REQUIREMENT: Transcribe the full listing below exactly.

EXERCISE DATA:
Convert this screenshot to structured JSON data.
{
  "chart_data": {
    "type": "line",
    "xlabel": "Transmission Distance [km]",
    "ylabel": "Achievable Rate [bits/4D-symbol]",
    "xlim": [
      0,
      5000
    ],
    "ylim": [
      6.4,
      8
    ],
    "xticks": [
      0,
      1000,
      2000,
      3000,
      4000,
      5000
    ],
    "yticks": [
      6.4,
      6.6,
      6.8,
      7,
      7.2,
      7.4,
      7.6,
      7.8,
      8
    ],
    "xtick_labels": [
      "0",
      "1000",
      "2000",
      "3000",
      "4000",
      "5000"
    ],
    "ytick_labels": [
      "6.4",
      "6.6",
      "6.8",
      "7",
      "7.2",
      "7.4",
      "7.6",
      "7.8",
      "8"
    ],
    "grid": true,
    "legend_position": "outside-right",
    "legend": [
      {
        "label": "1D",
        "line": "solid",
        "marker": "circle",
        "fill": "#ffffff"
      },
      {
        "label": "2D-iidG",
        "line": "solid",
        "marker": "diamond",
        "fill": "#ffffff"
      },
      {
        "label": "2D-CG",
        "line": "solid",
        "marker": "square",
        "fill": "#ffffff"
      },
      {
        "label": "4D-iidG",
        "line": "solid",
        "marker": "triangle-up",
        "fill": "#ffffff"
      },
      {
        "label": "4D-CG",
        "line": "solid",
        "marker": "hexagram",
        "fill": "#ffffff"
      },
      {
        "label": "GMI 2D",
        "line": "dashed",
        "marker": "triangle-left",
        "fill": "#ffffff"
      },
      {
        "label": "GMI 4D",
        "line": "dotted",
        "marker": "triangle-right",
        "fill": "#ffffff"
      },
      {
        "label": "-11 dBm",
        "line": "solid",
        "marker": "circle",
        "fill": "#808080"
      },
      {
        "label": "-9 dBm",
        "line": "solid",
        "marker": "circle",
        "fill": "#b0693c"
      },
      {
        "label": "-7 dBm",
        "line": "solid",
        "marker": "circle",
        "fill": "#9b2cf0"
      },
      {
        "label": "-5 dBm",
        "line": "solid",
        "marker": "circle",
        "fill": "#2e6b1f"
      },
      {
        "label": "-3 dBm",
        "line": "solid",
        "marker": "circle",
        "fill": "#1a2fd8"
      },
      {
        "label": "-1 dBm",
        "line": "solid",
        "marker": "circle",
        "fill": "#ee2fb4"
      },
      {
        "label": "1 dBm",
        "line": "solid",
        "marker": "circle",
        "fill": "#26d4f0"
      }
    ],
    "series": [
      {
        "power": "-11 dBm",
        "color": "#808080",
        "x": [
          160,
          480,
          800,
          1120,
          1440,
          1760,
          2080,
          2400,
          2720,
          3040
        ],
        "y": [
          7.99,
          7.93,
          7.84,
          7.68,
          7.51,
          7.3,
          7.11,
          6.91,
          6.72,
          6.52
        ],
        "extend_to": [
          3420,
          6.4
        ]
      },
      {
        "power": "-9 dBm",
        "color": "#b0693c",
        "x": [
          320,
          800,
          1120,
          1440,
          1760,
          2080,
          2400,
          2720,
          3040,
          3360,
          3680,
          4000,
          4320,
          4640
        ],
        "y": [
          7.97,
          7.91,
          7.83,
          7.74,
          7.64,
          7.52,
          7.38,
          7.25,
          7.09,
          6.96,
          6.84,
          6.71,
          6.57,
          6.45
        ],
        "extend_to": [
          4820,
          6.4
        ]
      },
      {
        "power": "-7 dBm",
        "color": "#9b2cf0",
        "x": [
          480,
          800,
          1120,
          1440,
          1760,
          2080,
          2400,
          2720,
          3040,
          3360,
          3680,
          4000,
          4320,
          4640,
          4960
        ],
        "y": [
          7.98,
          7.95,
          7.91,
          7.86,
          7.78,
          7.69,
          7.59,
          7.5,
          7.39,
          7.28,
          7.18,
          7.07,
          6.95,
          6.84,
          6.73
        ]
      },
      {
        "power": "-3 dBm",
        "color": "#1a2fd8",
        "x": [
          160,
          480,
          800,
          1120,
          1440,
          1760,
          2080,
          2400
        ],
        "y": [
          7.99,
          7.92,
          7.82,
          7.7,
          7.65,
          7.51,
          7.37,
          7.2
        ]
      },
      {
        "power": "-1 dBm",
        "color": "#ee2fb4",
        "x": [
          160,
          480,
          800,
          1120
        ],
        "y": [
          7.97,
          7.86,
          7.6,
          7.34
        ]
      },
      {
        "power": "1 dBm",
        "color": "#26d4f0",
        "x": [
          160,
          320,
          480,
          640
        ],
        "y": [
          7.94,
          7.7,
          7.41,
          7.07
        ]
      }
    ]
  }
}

RESPONSE TO THIS TASK:
Convert this screenshot to structured JSON data.
{
  "chart_data": {
    "type": "line",
    "xlabel": "Transmission Distance [km]",
    "ylabel": "Achievable Rate [bits/4D-symbol]",
    "xlim": [
      0,
      5000
    ],
    "ylim": [
      6.4,
      8
    ],
    "xticks": [
      0,
      1000,
      2000,
      3000,
      4000,
      5000
    ],
    "yticks": [
      6.4,
      6.6,
      6.8,
      7,
      7.2,
      7.4,
      7.6,
      7.8,
      8
    ],
    "xtick_labels": [
      "0",
      "1000",
      "2000",
      "3000",
      "4000",
      "5000"
    ],
    "ytick_labels": [
      "6.4",
      "6.6",
      "6.8",
      "7",
      "7.2",
      "7.4",
      "7.6",
      "7.8",
      "8"
    ],
    "grid": true,
    "legend_position": "outside-right",
    "legend": [
      {
        "label": "1D",
        "line": "solid",
        "marker": "circle",
        "fill": "#ffffff"
      },
      {
        "label": "2D-iidG",
        "line": "solid",
        "marker": "diamond",
        "fill": "#ffffff"
      },
      {
        "label": "2D-CG",
        "line": "solid",
        "marker": "square",
        "fill": "#ffffff"
      },
      {
        "label": "4D-iidG",
        "line": "solid",
        "marker": "triangle-up",
        "fill": "#ffffff"
      },
      {
        "label": "4D-CG",
        "line": "solid",
        "marker": "hexagram",
        "fill": "#ffffff"
      },
      {
        "label": "GMI 2D",
        "line": "dashed",
        "marker": "triangle-left",
        "fill": "#ffffff"
      },
      {
        "label": "GMI 4D",
        "line": "dotted",
        "marker": "triangle-right",
        "fill": "#ffffff"
      },
      {
        "label": "-11 dBm",
        "line": "solid",
        "marker": "circle",
        "fill": "#808080"
      },
      {
        "label": "-9 dBm",
        "line": "solid",
        "marker": "circle",
        "fill": "#b0693c"
      },
      {
        "label": "-7 dBm",
        "line": "solid",
        "marker": "circle",
        "fill": "#9b2cf0"
      },
      {
        "label": "-5 dBm",
        "line": "solid",
        "marker": "circle",
        "fill": "#2e6b1f"
      },
      {
        "label": "-3 dBm",
        "line": "solid",
        "marker": "circle",
        "fill": "#1a2fd8"
      },
      {
        "label": "-1 dBm",
        "line": "solid",
        "marker": "circle",
        "fill": "#ee2fb4"
      },
      {
        "label": "1 dBm",
        "line": "solid",
        "marker": "circle",
        "fill": "#26d4f0"
      }
    ],
    "series": [
      {
        "power": "-11 dBm",
        "color": "#808080",
        "x": [
          160,
          480,
          800,
          1120,
          1440,
          1760,
          2080,
          2400,
          2720,
          3040
        ],
        "y": [
          7.99,
          7.93,
          7.84,
          7.68,
          7.51,
          7.3,
          7.11,
          6.91,
          6.72,
          6.52
        ],
        "extend_to": [
          3420,
          6.4
        ]
      },
      {
        "power": "-9 dBm",
        "color": "#b0693c",
        "x": [
          320,
          800,
          1120,
          1440,
          1760,
          2080,
          2400,
          2720,
          3040,
          3360,
          3680,
          4000,
          4320,
          4640
        ],
        "y": [
          7.97,
          7.91,
          7.83,
          7.74,
          7.64,
          7.52,
          7.38,
          7.25,
          7.09,
          6.96,
          6.84,
          6.71,
          6.57,
          6.45
        ],
        "extend_to": [
          4820,
          6.4
        ]
      },
      {
        "power": "-7 dBm",
        "color": "#9b2cf0",
        "x": [
          480,
          800,
          1120,
          1440,
          1760,
          2080,
          2400,
          2720,
          3040,
          3360,
          3680,
          4000,
          4320,
          4640,
          4960
        ],
        "y": [
          7.98,
          7.95,
          7.91,
          7.86,
          7.78,
          7.69,
          7.59,
          7.5,
          7.39,
          7.28,
          7.18,
          7.07,
          6.95,
          6.84,
          6.73
        ]
      },
      {
        "power": "-3 dBm",
        "color": "#1a2fd8",
        "x": [
          160,
          480,
          800,
          1120,
          1440,
          1760,
          2080,
          2400
        ],
        "y": [
          7.99,
          7.92,
          7.82,
          7.7,
          7.65,
          7.51,
          7.37,
          7.2
        ]
      },
      {
        "power": "-1 dBm",
        "color": "#ee2fb4",
        "x": [
          160,
          480,
          800,
          1120
        ],
        "y": [
          7.97,
          7.86,
          7.6,
          7.34
        ]
      },
      {
        "power": "1 dBm",
        "color": "#26d4f0",
        "x": [
          160,
          320,
          480,
          640
        ],
        "y": [
          7.94,
          7.7,
          7.41,
          7.07
        ]
      }
    ]
  }
}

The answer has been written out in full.